[Extracted records]
<<<<
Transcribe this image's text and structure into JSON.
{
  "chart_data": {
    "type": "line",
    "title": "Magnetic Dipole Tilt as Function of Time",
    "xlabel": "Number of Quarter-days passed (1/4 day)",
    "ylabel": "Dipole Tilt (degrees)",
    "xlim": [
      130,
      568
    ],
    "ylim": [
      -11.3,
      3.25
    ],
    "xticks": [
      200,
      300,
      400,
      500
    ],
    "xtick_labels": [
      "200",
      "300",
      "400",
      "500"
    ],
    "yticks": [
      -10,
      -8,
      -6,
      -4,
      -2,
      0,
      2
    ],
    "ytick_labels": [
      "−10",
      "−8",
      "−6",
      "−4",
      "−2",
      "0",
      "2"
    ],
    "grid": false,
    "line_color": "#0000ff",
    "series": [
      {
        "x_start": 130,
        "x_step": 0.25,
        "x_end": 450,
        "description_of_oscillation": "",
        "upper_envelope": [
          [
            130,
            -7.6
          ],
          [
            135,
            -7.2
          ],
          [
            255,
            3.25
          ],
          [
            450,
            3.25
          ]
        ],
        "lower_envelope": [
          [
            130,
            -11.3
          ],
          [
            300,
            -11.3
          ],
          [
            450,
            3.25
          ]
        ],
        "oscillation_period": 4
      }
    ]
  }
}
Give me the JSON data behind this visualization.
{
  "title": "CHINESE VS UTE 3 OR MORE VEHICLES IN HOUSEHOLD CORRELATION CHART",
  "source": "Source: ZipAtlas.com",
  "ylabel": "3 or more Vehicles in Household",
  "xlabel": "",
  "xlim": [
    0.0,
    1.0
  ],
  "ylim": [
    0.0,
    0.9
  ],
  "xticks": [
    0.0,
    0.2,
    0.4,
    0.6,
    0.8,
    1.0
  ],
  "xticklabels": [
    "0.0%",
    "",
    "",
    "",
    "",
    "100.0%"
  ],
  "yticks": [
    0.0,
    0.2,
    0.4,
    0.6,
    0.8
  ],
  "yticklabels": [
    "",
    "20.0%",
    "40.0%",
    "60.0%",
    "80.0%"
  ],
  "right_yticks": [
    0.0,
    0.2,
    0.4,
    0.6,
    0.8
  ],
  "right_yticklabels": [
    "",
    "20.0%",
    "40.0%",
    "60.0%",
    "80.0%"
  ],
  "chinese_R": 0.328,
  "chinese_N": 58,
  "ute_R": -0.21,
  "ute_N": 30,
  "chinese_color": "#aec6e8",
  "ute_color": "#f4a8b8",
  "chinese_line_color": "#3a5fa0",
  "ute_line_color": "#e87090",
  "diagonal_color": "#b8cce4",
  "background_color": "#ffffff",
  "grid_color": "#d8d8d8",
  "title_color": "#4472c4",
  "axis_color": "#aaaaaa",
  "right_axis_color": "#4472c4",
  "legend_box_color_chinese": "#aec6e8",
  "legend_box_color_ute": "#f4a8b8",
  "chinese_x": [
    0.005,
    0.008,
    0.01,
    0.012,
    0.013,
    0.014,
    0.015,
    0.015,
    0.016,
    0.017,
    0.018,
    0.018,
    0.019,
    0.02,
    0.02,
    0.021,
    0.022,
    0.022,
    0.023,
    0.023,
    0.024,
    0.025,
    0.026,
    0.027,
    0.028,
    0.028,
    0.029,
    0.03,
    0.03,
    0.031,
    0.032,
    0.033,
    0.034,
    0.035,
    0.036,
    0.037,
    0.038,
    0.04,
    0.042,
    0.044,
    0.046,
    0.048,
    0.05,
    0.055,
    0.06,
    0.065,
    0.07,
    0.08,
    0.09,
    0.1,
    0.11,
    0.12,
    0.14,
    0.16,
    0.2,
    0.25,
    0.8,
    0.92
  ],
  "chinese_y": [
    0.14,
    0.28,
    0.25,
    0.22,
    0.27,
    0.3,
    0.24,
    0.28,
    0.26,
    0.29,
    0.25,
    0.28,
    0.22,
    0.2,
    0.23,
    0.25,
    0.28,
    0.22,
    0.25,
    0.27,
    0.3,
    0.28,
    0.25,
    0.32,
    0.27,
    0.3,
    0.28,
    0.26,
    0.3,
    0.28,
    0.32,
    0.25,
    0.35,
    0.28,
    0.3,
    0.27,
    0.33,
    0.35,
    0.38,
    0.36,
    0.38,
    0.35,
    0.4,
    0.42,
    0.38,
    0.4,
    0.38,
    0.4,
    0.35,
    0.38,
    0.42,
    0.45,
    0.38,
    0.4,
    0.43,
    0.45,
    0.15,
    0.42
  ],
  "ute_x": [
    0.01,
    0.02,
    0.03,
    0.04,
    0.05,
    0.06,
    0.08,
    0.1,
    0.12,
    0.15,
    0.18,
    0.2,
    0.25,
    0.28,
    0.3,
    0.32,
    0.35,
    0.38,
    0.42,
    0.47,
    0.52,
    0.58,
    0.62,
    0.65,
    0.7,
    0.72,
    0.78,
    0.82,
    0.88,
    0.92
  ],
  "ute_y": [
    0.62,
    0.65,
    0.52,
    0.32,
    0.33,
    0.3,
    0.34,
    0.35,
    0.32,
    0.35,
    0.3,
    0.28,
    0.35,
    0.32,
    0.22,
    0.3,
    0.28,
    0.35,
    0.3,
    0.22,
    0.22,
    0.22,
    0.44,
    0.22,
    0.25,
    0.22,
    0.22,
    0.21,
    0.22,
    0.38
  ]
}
>>>>
> Job
Output all of the data above without any alteration.

> Exercise solution
Transcribe this image's text and structure into JSON.
{
  "chart_data": {
    "type": "line",
    "title": "Magnetic Dipole Tilt as Function of Time",
    "xlabel": "Number of Quarter-days passed (1/4 day)",
    "ylabel": "Dipole Tilt (degrees)",
    "xlim": [
      130,
      568
    ],
    "ylim": [
      -11.3,
      3.25
    ],
    "xticks": [
      200,
      300,
      400,
      500
    ],
    "xtick_labels": [
      "200",
      "300",
      "400",
      "500"
    ],
    "yticks": [
      -10,
      -8,
      -6,
      -4,
      -2,
      0,
      2
    ],
    "ytick_labels": [
      "−10",
      "−8",
      "−6",
      "−4",
      "−2",
      "0",
      "2"
    ],
    "grid": false,
    "line_color": "#0000ff",
    "series": [
      {
        "x_start": 130,
        "x_step": 0.25,
        "x_end": 450,
        "description_of_oscillation": "",
        "upper_envelope": [
          [
            130,
            -7.6
          ],
          [
            135,
            -7.2
          ],
          [
            255,
            3.25
          ],
          [
            450,
            3.25
          ]
        ],
        "lower_envelope": [
          [
            130,
            -11.3
          ],
          [
            300,
            -11.3
          ],
          [
            450,
            3.25
          ]
        ],
        "oscillation_period": 4
      }
    ]
  }
}
Give me the JSON data behind this visualization.
{
  "title": "CHINESE VS UTE 3 OR MORE VEHICLES IN HOUSEHOLD CORRELATION CHART",
  "source": "Source: ZipAtlas.com",
  "ylabel": "3 or more Vehicles in Household",
  "xlabel": "",
  "xlim": [
    0.0,
    1.0
  ],
  "ylim": [
    0.0,
    0.9
  ],
  "xticks": [
    0.0,
    0.2,
    0.4,
    0.6,
    0.8,
    1.0
  ],
  "xticklabels": [
    "0.0%",
    "",
    "",
    "",
    "",
    "100.0%"
  ],
  "yticks": [
    0.0,
    0.2,
    0.4,
    0.6,
    0.8
  ],
  "yticklabels": [
    "",
    "20.0%",
    "40.0%",
    "60.0%",
    "80.0%"
  ],
  "right_yticks": [
    0.0,
    0.2,
    0.4,
    0.6,
    0.8
  ],
  "right_yticklabels": [
    "",
    "20.0%",
    "40.0%",
    "60.0%",
    "80.0%"
  ],
  "chinese_R": 0.328,
  "chinese_N": 58,
  "ute_R": -0.21,
  "ute_N": 30,
  "chinese_color": "#aec6e8",
  "ute_color": "#f4a8b8",
  "chinese_line_color": "#3a5fa0",
  "ute_line_color": "#e87090",
  "diagonal_color": "#b8cce4",
  "background_color": "#ffffff",
  "grid_color": "#d8d8d8",
  "title_color": "#4472c4",
  "axis_color": "#aaaaaa",
  "right_axis_color": "#4472c4",
  "legend_box_color_chinese": "#aec6e8",
  "legend_box_color_ute": "#f4a8b8",
  "chinese_x": [
    0.005,
    0.008,
    0.01,
    0.012,
    0.013,
    0.014,
    0.015,
    0.015,
    0.016,
    0.017,
    0.018,
    0.018,
    0.019,
    0.02,
    0.02,
    0.021,
    0.022,
    0.022,
    0.023,
    0.023,
    0.024,
    0.025,
    0.026,
    0.027,
    0.028,
    0.028,
    0.029,
    0.03,
    0.03,
    0.031,
    0.032,
    0.033,
    0.034,
    0.035,
    0.036,
    0.037,
    0.038,
    0.04,
    0.042,
    0.044,
    0.046,
    0.048,
    0.05,
    0.055,
    0.06,
    0.065,
    0.07,
    0.08,
    0.09,
    0.1,
    0.11,
    0.12,
    0.14,
    0.16,
    0.2,
    0.25,
    0.8,
    0.92
  ],
  "chinese_y": [
    0.14,
    0.28,
    0.25,
    0.22,
    0.27,
    0.3,
    0.24,
    0.28,
    0.26,
    0.29,
    0.25,
    0.28,
    0.22,
    0.2,
    0.23,
    0.25,
    0.28,
    0.22,
    0.25,
    0.27,
    0.3,
    0.28,
    0.25,
    0.32,
    0.27,
    0.3,
    0.28,
    0.26,
    0.3,
    0.28,
    0.32,
    0.25,
    0.35,
    0.28,
    0.3,
    0.27,
    0.33,
    0.35,
    0.38,
    0.36,
    0.38,
    0.35,
    0.4,
    0.42,
    0.38,
    0.4,
    0.38,
    0.4,
    0.35,
    0.38,
    0.42,
    0.45,
    0.38,
    0.4,
    0.43,
    0.45,
    0.15,
    0.42
  ],
  "ute_x": [
    0.01,
    0.02,
    0.03,
    0.04,
    0.05,
    0.06,
    0.08,
    0.1,
    0.12,
    0.15,
    0.18,
    0.2,
    0.25,
    0.28,
    0.3,
    0.32,
    0.35,
    0.38,
    0.42,
    0.47,
    0.52,
    0.58,
    0.62,
    0.65,
    0.7,
    0.72,
    0.78,
    0.82,
    0.88,
    0.92
  ],
  "ute_y": [
    0.62,
    0.65,
    0.52,
    0.32,
    0.33,
    0.3,
    0.34,
    0.35,
    0.32,
    0.35,
    0.3,
    0.28,
    0.35,
    0.32,
    0.22,
    0.3,
    0.28,
    0.35,
    0.3,
    0.22,
    0.22,
    0.22,
    0.44,
    0.22,
    0.25,
    0.22,
    0.22,
    0.21,
    0.22,
    0.38
  ]
}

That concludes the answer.